— START Exercise data —

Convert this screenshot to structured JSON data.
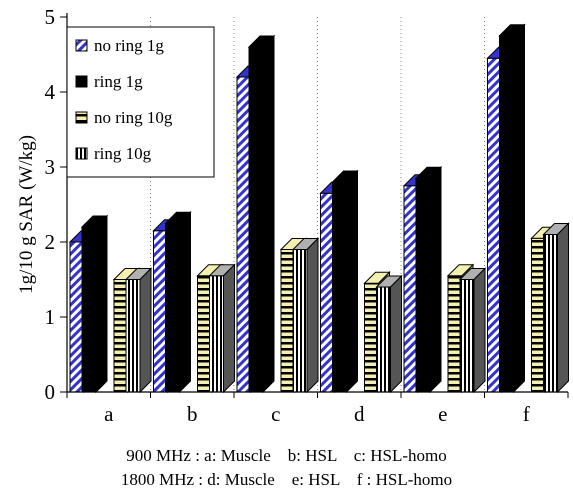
{
  "chart_data": {
    "type": "bar",
    "categories": [
      "a",
      "b",
      "c",
      "d",
      "e",
      "f"
    ],
    "series": [
      {
        "name": "no ring 1g",
        "values": [
          2.0,
          2.15,
          4.2,
          2.65,
          2.75,
          4.45
        ]
      },
      {
        "name": "ring 1g",
        "values": [
          2.2,
          2.25,
          4.6,
          2.8,
          2.85,
          4.75
        ]
      },
      {
        "name": "no ring 10g",
        "values": [
          1.5,
          1.55,
          1.9,
          1.45,
          1.55,
          2.05
        ]
      },
      {
        "name": "ring 10g",
        "values": [
          1.5,
          1.55,
          1.9,
          1.4,
          1.5,
          2.1
        ]
      }
    ],
    "title": "",
    "xlabel": "",
    "ylabel": "1g/10 g SAR (W/kg)",
    "ylim": [
      0,
      5
    ],
    "yticks": [
      0,
      1,
      2,
      3,
      4,
      5
    ],
    "grid": "vertical dotted",
    "legend": "top-left",
    "style": "3d-clustered-column",
    "colors": {
      "no ring 1g": "#3333cc",
      "ring 1g": "#000000",
      "no ring 10g": "#f3f0b0",
      "ring 10g": "#808080"
    }
  },
  "captions": [
    "900 MHz : a: Muscle    b: HSL    c: HSL-homo",
    "1800 MHz : d: Muscle    e: HSL    f : HSL-homo"
  ]
}
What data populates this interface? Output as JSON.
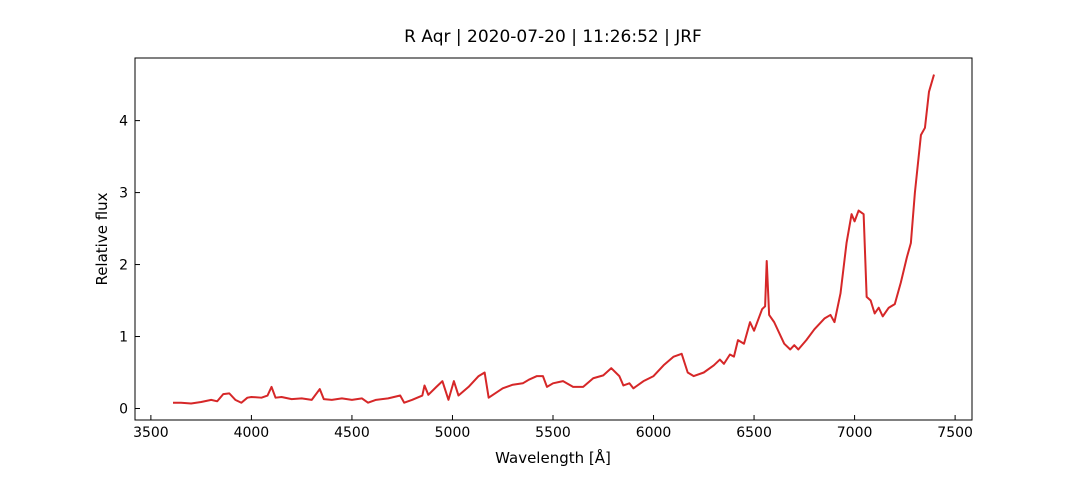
{
  "chart_data": {
    "type": "line",
    "title": "R Aqr | 2020-07-20 | 11:26:52 | JRF",
    "x_label": "Wavelength [Å]",
    "y_label": "Relative flux",
    "x": [
      3610,
      3650,
      3700,
      3750,
      3800,
      3830,
      3860,
      3890,
      3920,
      3950,
      3980,
      4000,
      4050,
      4080,
      4100,
      4120,
      4150,
      4200,
      4250,
      4300,
      4340,
      4360,
      4400,
      4450,
      4500,
      4550,
      4580,
      4620,
      4680,
      4740,
      4760,
      4800,
      4850,
      4861,
      4880,
      4920,
      4950,
      4980,
      5007,
      5030,
      5080,
      5130,
      5160,
      5180,
      5250,
      5300,
      5350,
      5380,
      5420,
      5450,
      5470,
      5500,
      5550,
      5600,
      5650,
      5700,
      5750,
      5790,
      5830,
      5850,
      5880,
      5900,
      5950,
      6000,
      6050,
      6100,
      6140,
      6170,
      6200,
      6250,
      6300,
      6330,
      6350,
      6380,
      6400,
      6420,
      6450,
      6480,
      6500,
      6540,
      6555,
      6563,
      6575,
      6600,
      6650,
      6680,
      6700,
      6720,
      6760,
      6800,
      6850,
      6880,
      6900,
      6930,
      6960,
      6985,
      7000,
      7020,
      7045,
      7060,
      7080,
      7100,
      7120,
      7140,
      7170,
      7200,
      7230,
      7260,
      7280,
      7300,
      7330,
      7350,
      7370,
      7395
    ],
    "series": [
      {
        "name": "R Aqr",
        "color": "#d62728",
        "values": [
          0.08,
          0.08,
          0.07,
          0.09,
          0.12,
          0.1,
          0.2,
          0.21,
          0.12,
          0.08,
          0.15,
          0.16,
          0.15,
          0.18,
          0.3,
          0.15,
          0.16,
          0.13,
          0.14,
          0.12,
          0.27,
          0.13,
          0.12,
          0.14,
          0.12,
          0.14,
          0.08,
          0.12,
          0.14,
          0.18,
          0.08,
          0.12,
          0.18,
          0.32,
          0.19,
          0.3,
          0.38,
          0.12,
          0.38,
          0.18,
          0.3,
          0.45,
          0.5,
          0.15,
          0.28,
          0.33,
          0.35,
          0.4,
          0.45,
          0.45,
          0.3,
          0.35,
          0.38,
          0.3,
          0.3,
          0.42,
          0.46,
          0.56,
          0.45,
          0.32,
          0.35,
          0.28,
          0.38,
          0.45,
          0.6,
          0.72,
          0.76,
          0.5,
          0.45,
          0.5,
          0.6,
          0.68,
          0.62,
          0.75,
          0.72,
          0.95,
          0.9,
          1.2,
          1.08,
          1.38,
          1.42,
          2.05,
          1.3,
          1.2,
          0.9,
          0.82,
          0.88,
          0.82,
          0.95,
          1.1,
          1.25,
          1.3,
          1.2,
          1.6,
          2.3,
          2.7,
          2.6,
          2.75,
          2.7,
          1.55,
          1.5,
          1.32,
          1.4,
          1.28,
          1.4,
          1.45,
          1.75,
          2.1,
          2.3,
          3.0,
          3.8,
          3.9,
          4.4,
          4.64
        ]
      }
    ],
    "xlim": [
      3421,
      7584
    ],
    "ylim": [
      -0.16,
      4.87
    ],
    "xticks": [
      3500,
      4000,
      4500,
      5000,
      5500,
      6000,
      6500,
      7000,
      7500
    ],
    "yticks": [
      0,
      1,
      2,
      3,
      4
    ],
    "grid": false
  }
}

— END Exercise data —

**Job**: Repeat all of the entries word for word, but omit the pictures.

**Reply**:
Convert this screenshot to structured JSON data.
{
  "chart_data": {
    "type": "bar",
    "categories": [
      "a",
      "b",
      "c",
      "d",
      "e",
      "f"
    ],
    "series": [
      {
        "name": "no ring 1g",
        "values": [
          2.0,
          2.15,
          4.2,
          2.65,
          2.75,
          4.45
        ]
      },
      {
        "name": "ring 1g",
        "values": [
          2.2,
          2.25,
          4.6,
          2.8,
          2.85,
          4.75
        ]
      },
      {
        "name": "no ring 10g",
        "values": [
          1.5,
          1.55,
          1.9,
          1.45,
          1.55,
          2.05
        ]
      },
      {
        "name": "ring 10g",
        "values": [
          1.5,
          1.55,
          1.9,
          1.4,
          1.5,
          2.1
        ]
      }
    ],
    "title": "",
    "xlabel": "",
    "ylabel": "1g/10 g SAR (W/kg)",
    "ylim": [
      0,
      5
    ],
    "yticks": [
      0,
      1,
      2,
      3,
      4,
      5
    ],
    "grid": "vertical dotted",
    "legend": "top-left",
    "style": "3d-clustered-column",
    "colors": {
      "no ring 1g": "#3333cc",
      "ring 1g": "#000000",
      "no ring 10g": "#f3f0b0",
      "ring 10g": "#808080"
    }
  },
  "captions": [
    "900 MHz : a: Muscle    b: HSL    c: HSL-homo",
    "1800 MHz : d: Muscle    e: HSL    f : HSL-homo"
  ]
}
What data populates this interface? Output as JSON.
{
  "chart_data": {
    "type": "line",
    "title": "R Aqr | 2020-07-20 | 11:26:52 | JRF",
    "x_label": "Wavelength [Å]",
    "y_label": "Relative flux",
    "x": [
      3610,
      3650,
      3700,
      3750,
      3800,
      3830,
      3860,
      3890,
      3920,
      3950,
      3980,
      4000,
      4050,
      4080,
      4100,
      4120,
      4150,
      4200,
      4250,
      4300,
      4340,
      4360,
      4400,
      4450,
      4500,
      4550,
      4580,
      4620,
      4680,
      4740,
      4760,
      4800,
      4850,
      4861,
      4880,
      4920,
      4950,
      4980,
      5007,
      5030,
      5080,
      5130,
      5160,
      5180,
      5250,
      5300,
      5350,
      5380,
      5420,
      5450,
      5470,
      5500,
      5550,
      5600,
      5650,
      5700,
      5750,
      5790,
      5830,
      5850,
      5880,
      5900,
      5950,
      6000,
      6050,
      6100,
      6140,
      6170,
      6200,
      6250,
      6300,
      6330,
      6350,
      6380,
      6400,
      6420,
      6450,
      6480,
      6500,
      6540,
      6555,
      6563,
      6575,
      6600,
      6650,
      6680,
      6700,
      6720,
      6760,
      6800,
      6850,
      6880,
      6900,
      6930,
      6960,
      6985,
      7000,
      7020,
      7045,
      7060,
      7080,
      7100,
      7120,
      7140,
      7170,
      7200,
      7230,
      7260,
      7280,
      7300,
      7330,
      7350,
      7370,
      7395
    ],
    "series": [
      {
        "name": "R Aqr",
        "color": "#d62728",
        "values": [
          0.08,
          0.08,
          0.07,
          0.09,
          0.12,
          0.1,
          0.2,
          0.21,
          0.12,
          0.08,
          0.15,
          0.16,
          0.15,
          0.18,
          0.3,
          0.15,
          0.16,
          0.13,
          0.14,
          0.12,
          0.27,
          0.13,
          0.12,
          0.14,
          0.12,
          0.14,
          0.08,
          0.12,
          0.14,
          0.18,
          0.08,
          0.12,
          0.18,
          0.32,
          0.19,
          0.3,
          0.38,
          0.12,
          0.38,
          0.18,
          0.3,
          0.45,
          0.5,
          0.15,
          0.28,
          0.33,
          0.35,
          0.4,
          0.45,
          0.45,
          0.3,
          0.35,
          0.38,
          0.3,
          0.3,
          0.42,
          0.46,
          0.56,
          0.45,
          0.32,
          0.35,
          0.28,
          0.38,
          0.45,
          0.6,
          0.72,
          0.76,
          0.5,
          0.45,
          0.5,
          0.6,
          0.68,
          0.62,
          0.75,
          0.72,
          0.95,
          0.9,
          1.2,
          1.08,
          1.38,
          1.42,
          2.05,
          1.3,
          1.2,
          0.9,
          0.82,
          0.88,
          0.82,
          0.95,
          1.1,
          1.25,
          1.3,
          1.2,
          1.6,
          2.3,
          2.7,
          2.6,
          2.75,
          2.7,
          1.55,
          1.5,
          1.32,
          1.4,
          1.28,
          1.4,
          1.45,
          1.75,
          2.1,
          2.3,
          3.0,
          3.8,
          3.9,
          4.4,
          4.64
        ]
      }
    ],
    "xlim": [
      3421,
      7584
    ],
    "ylim": [
      -0.16,
      4.87
    ],
    "xticks": [
      3500,
      4000,
      4500,
      5000,
      5500,
      6000,
      6500,
      7000,
      7500
    ],
    "yticks": [
      0,
      1,
      2,
      3,
      4
    ],
    "grid": false
  }
}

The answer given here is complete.